**Material supplied**:
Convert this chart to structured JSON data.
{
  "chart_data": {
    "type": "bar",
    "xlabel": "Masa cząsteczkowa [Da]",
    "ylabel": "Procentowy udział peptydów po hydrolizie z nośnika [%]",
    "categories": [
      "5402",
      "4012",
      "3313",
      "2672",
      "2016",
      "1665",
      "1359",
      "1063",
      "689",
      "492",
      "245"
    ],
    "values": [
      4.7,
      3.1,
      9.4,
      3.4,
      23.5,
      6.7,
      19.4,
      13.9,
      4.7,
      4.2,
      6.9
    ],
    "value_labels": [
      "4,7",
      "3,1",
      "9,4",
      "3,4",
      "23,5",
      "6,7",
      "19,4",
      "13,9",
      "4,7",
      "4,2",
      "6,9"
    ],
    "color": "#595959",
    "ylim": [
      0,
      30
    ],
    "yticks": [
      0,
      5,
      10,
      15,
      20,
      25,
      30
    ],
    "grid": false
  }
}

**Work to do**: Write out the entries above once more, without altering anything.

**Solution**:
Convert this chart to structured JSON data.
{
  "chart_data": {
    "type": "bar",
    "xlabel": "Masa cząsteczkowa [Da]",
    "ylabel": "Procentowy udział peptydów po hydrolizie z nośnika [%]",
    "categories": [
      "5402",
      "4012",
      "3313",
      "2672",
      "2016",
      "1665",
      "1359",
      "1063",
      "689",
      "492",
      "245"
    ],
    "values": [
      4.7,
      3.1,
      9.4,
      3.4,
      23.5,
      6.7,
      19.4,
      13.9,
      4.7,
      4.2,
      6.9
    ],
    "value_labels": [
      "4,7",
      "3,1",
      "9,4",
      "3,4",
      "23,5",
      "6,7",
      "19,4",
      "13,9",
      "4,7",
      "4,2",
      "6,9"
    ],
    "color": "#595959",
    "ylim": [
      0,
      30
    ],
    "yticks": [
      0,
      5,
      10,
      15,
      20,
      25,
      30
    ],
    "grid": false
  }
}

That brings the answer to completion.